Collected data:

________

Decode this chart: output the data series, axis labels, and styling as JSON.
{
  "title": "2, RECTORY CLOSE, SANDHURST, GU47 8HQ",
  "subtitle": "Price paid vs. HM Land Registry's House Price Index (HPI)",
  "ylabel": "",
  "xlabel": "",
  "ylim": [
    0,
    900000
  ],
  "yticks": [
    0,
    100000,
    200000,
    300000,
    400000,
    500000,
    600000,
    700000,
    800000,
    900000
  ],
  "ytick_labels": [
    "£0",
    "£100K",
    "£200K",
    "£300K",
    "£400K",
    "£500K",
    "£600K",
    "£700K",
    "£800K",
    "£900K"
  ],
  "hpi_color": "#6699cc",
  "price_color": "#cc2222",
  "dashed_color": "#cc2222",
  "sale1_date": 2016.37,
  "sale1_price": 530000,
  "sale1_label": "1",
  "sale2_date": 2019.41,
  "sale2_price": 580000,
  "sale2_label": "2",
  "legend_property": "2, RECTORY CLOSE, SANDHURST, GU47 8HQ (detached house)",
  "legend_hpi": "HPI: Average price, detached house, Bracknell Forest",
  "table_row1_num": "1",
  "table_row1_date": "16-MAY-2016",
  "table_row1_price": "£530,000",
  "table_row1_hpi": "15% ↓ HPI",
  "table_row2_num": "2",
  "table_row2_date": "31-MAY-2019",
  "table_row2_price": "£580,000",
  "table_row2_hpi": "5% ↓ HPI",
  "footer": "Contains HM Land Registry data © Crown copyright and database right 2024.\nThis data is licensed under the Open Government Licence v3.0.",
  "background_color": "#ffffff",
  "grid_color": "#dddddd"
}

________

Return only those lines of the records that contain the string "SANDHURST".

RESULT OF THE EXERCISE:
  "title": "2, RECTORY CLOSE, SANDHURST, GU47 8HQ",
  "legend_property": "2, RECTORY CLOSE, SANDHURST, GU47 8HQ (detached house)",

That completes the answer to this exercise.